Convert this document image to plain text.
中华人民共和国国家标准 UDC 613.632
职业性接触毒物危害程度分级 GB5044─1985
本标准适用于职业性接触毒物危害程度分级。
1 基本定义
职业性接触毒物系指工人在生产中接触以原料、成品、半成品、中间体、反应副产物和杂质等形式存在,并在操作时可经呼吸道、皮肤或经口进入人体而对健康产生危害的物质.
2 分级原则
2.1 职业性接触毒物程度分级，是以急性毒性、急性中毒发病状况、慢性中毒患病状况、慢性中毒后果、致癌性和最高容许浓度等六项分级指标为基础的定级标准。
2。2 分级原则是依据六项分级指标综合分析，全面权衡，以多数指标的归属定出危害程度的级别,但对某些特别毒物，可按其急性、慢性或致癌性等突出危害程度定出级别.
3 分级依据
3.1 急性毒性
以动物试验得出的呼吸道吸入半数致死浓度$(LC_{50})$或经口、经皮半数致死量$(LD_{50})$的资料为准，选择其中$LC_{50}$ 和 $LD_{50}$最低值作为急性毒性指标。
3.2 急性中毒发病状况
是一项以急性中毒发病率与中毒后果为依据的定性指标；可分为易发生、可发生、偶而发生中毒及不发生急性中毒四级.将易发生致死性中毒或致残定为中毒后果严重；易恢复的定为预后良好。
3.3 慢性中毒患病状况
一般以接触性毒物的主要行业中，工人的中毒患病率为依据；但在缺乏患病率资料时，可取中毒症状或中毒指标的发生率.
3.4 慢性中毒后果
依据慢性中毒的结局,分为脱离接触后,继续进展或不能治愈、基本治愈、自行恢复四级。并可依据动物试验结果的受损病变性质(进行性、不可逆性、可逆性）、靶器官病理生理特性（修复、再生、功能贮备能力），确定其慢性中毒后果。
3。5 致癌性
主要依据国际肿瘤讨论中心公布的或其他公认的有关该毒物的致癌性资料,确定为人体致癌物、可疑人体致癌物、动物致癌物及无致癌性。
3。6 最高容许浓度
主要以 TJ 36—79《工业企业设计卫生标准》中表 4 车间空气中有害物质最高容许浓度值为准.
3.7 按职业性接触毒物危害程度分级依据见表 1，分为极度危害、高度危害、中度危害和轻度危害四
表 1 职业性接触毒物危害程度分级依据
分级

----

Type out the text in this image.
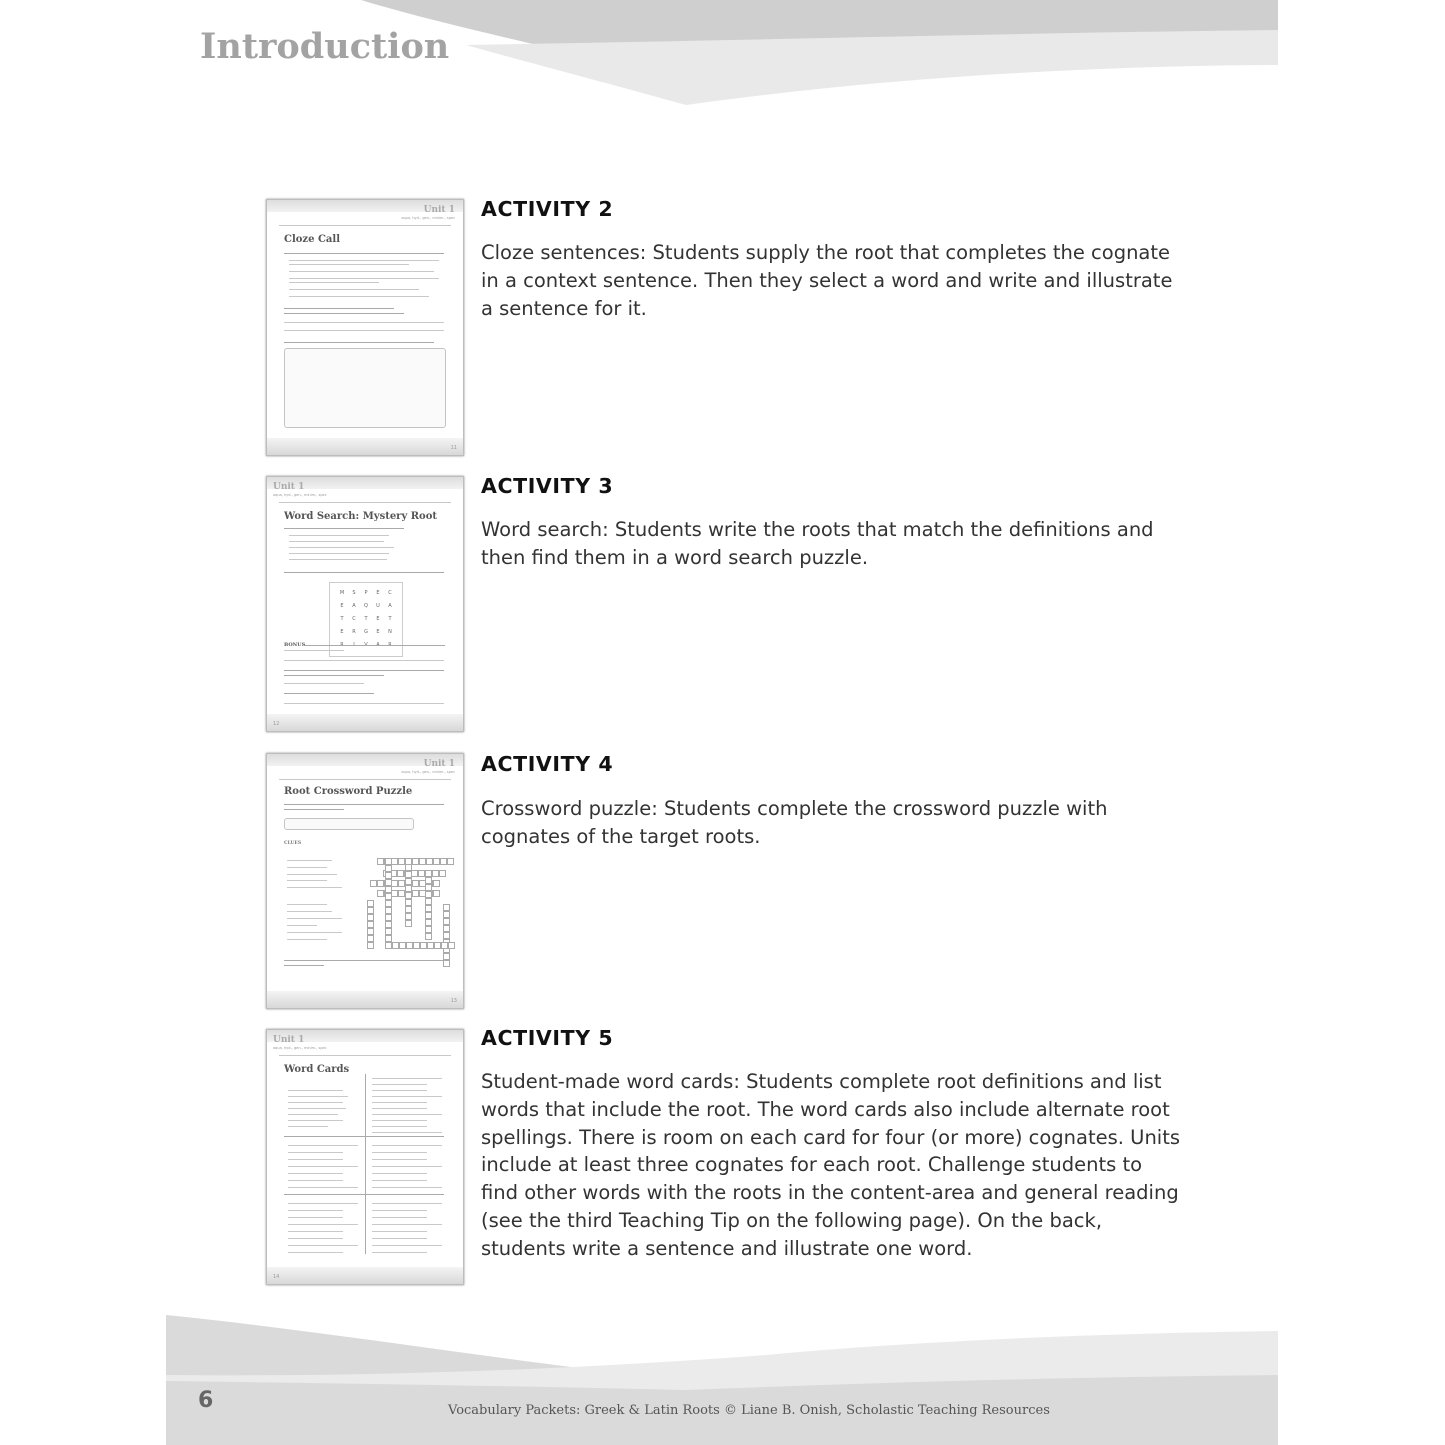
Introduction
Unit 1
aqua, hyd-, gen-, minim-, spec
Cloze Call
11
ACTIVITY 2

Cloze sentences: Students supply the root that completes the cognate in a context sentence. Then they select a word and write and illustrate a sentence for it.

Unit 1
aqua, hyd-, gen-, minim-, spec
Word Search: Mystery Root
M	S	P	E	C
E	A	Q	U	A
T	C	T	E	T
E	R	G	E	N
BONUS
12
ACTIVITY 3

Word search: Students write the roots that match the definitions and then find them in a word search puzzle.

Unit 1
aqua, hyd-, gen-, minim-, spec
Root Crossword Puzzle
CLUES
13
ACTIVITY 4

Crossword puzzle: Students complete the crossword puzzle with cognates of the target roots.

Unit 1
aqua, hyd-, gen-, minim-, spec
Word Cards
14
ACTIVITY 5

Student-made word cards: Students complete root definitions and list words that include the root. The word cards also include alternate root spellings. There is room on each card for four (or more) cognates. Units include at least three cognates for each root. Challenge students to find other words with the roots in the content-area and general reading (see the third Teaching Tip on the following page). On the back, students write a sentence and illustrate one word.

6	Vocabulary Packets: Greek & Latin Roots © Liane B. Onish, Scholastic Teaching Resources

----

_Instructions for the task_
Of the lines in the listing above, how many hold the string "Teaching"? Reply with the number only.

_Answer for the task_
2